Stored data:
- - - - - - -
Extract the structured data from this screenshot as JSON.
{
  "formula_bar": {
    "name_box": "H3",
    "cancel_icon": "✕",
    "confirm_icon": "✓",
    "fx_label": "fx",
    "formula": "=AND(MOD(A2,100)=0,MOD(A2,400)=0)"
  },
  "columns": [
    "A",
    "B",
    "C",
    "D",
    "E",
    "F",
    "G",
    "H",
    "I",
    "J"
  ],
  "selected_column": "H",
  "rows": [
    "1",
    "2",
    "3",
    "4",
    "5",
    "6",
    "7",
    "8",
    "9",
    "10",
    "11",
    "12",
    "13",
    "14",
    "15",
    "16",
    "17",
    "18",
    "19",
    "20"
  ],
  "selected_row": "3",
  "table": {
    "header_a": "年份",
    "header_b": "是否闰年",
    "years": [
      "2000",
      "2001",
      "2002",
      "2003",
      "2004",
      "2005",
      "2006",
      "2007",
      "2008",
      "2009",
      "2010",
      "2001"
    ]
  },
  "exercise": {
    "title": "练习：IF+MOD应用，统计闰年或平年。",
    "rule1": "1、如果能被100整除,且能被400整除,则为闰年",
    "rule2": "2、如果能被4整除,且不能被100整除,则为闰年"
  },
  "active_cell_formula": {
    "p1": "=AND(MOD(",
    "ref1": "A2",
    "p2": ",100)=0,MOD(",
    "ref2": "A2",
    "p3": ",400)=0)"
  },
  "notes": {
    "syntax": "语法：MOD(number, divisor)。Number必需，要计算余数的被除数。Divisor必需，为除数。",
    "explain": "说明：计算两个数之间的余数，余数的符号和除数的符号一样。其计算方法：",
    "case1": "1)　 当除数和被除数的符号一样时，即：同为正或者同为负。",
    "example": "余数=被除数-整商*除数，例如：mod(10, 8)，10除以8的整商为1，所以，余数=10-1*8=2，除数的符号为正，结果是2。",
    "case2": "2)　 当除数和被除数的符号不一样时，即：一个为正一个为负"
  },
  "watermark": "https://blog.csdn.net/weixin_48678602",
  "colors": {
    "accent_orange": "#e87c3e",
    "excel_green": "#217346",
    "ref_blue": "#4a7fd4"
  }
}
- - - - - - -
Reproduce the data in its entirety, matching each character.

Extract the structured data from this screenshot as JSON.
{
  "formula_bar": {
    "name_box": "H3",
    "cancel_icon": "✕",
    "confirm_icon": "✓",
    "fx_label": "fx",
    "formula": "=AND(MOD(A2,100)=0,MOD(A2,400)=0)"
  },
  "columns": [
    "A",
    "B",
    "C",
    "D",
    "E",
    "F",
    "G",
    "H",
    "I",
    "J"
  ],
  "selected_column": "H",
  "rows": [
    "1",
    "2",
    "3",
    "4",
    "5",
    "6",
    "7",
    "8",
    "9",
    "10",
    "11",
    "12",
    "13",
    "14",
    "15",
    "16",
    "17",
    "18",
    "19",
    "20"
  ],
  "selected_row": "3",
  "table": {
    "header_a": "年份",
    "header_b": "是否闰年",
    "years": [
      "2000",
      "2001",
      "2002",
      "2003",
      "2004",
      "2005",
      "2006",
      "2007",
      "2008",
      "2009",
      "2010",
      "2001"
    ]
  },
  "exercise": {
    "title": "练习：IF+MOD应用，统计闰年或平年。",
    "rule1": "1、如果能被100整除,且能被400整除,则为闰年",
    "rule2": "2、如果能被4整除,且不能被100整除,则为闰年"
  },
  "active_cell_formula": {
    "p1": "=AND(MOD(",
    "ref1": "A2",
    "p2": ",100)=0,MOD(",
    "ref2": "A2",
    "p3": ",400)=0)"
  },
  "notes": {
    "syntax": "语法：MOD(number, divisor)。Number必需，要计算余数的被除数。Divisor必需，为除数。",
    "explain": "说明：计算两个数之间的余数，余数的符号和除数的符号一样。其计算方法：",
    "case1": "1)　 当除数和被除数的符号一样时，即：同为正或者同为负。",
    "example": "余数=被除数-整商*除数，例如：mod(10, 8)，10除以8的整商为1，所以，余数=10-1*8=2，除数的符号为正，结果是2。",
    "case2": "2)　 当除数和被除数的符号不一样时，即：一个为正一个为负"
  },
  "watermark": "https://blog.csdn.net/weixin_48678602",
  "colors": {
    "accent_orange": "#e87c3e",
    "excel_green": "#217346",
    "ref_blue": "#4a7fd4"
  }
}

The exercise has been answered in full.